**REQUIREMENT:** Return all lines in the material below that contain "this".

**SOURCE MATERIAL:**
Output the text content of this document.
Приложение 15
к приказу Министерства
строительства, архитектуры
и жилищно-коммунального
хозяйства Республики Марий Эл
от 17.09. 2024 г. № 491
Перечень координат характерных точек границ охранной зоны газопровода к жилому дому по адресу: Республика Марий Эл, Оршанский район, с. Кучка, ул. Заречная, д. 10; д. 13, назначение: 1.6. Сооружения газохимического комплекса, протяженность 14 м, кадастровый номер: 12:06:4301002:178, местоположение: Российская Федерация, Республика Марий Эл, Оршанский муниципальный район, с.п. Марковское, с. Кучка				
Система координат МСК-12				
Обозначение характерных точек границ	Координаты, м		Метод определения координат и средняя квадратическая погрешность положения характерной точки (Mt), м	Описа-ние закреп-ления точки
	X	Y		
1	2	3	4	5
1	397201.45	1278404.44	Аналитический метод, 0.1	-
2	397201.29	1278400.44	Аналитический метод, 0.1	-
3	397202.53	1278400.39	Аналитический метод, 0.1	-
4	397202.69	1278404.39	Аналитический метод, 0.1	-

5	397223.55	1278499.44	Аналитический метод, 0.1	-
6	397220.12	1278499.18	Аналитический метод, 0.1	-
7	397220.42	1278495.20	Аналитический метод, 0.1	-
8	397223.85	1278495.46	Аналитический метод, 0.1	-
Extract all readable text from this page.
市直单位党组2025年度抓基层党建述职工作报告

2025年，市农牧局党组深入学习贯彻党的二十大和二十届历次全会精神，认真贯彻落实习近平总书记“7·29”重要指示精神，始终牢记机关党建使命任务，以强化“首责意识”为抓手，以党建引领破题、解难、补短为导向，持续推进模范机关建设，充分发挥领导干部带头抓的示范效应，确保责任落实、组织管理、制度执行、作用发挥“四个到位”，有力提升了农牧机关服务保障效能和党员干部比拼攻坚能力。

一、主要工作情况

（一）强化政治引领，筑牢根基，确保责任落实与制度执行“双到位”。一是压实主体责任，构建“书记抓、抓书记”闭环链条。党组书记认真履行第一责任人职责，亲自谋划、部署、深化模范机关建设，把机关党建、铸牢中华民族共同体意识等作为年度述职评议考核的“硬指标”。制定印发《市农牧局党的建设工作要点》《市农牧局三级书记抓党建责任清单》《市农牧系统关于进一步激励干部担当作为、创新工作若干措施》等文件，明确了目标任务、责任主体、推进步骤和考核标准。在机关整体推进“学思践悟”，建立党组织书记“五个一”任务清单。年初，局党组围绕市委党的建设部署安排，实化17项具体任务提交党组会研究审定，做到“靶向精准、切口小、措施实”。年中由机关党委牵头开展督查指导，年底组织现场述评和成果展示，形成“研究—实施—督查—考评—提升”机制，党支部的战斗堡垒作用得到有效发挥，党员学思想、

**CORRECT OUTPUT:**
Output the text content of this document.
Extract all readable text from this page.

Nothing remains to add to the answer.